-- start of RECORDS PROVIDED --

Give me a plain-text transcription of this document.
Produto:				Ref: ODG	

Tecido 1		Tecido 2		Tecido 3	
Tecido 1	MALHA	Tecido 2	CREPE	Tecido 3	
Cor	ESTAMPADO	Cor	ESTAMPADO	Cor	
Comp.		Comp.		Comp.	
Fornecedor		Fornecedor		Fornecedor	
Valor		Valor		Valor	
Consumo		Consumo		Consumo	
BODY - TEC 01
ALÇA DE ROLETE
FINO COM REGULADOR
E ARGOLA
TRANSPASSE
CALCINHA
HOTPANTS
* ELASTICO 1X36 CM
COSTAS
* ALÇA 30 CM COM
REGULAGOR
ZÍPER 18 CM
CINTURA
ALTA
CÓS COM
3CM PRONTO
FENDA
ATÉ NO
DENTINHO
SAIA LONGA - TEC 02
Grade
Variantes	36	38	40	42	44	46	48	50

-- end of RECORDS PROVIDED --

- **DIRECTIVE**
All the data must be duplicated exactly, with nothing added or removed.

- **EXERCISE RESPONSE**
Give me a plain-text transcription of this document.
Produto:				Ref: ODG	

Tecido 1		Tecido 2		Tecido 3	
Tecido 1	MALHA	Tecido 2	CREPE	Tecido 3	
Cor	ESTAMPADO	Cor	ESTAMPADO	Cor	
Comp.		Comp.		Comp.	
Fornecedor		Fornecedor		Fornecedor	
Valor		Valor		Valor	
Consumo		Consumo		Consumo	
BODY - TEC 01
ALÇA DE ROLETE
FINO COM REGULADOR
E ARGOLA
TRANSPASSE
CALCINHA
HOTPANTS
* ELASTICO 1X36 CM
COSTAS
* ALÇA 30 CM COM
REGULAGOR
ZÍPER 18 CM
CINTURA
ALTA
CÓS COM
3CM PRONTO
FENDA
ATÉ NO
DENTINHO
SAIA LONGA - TEC 02
Grade
Variantes	36	38	40	42	44	46	48	50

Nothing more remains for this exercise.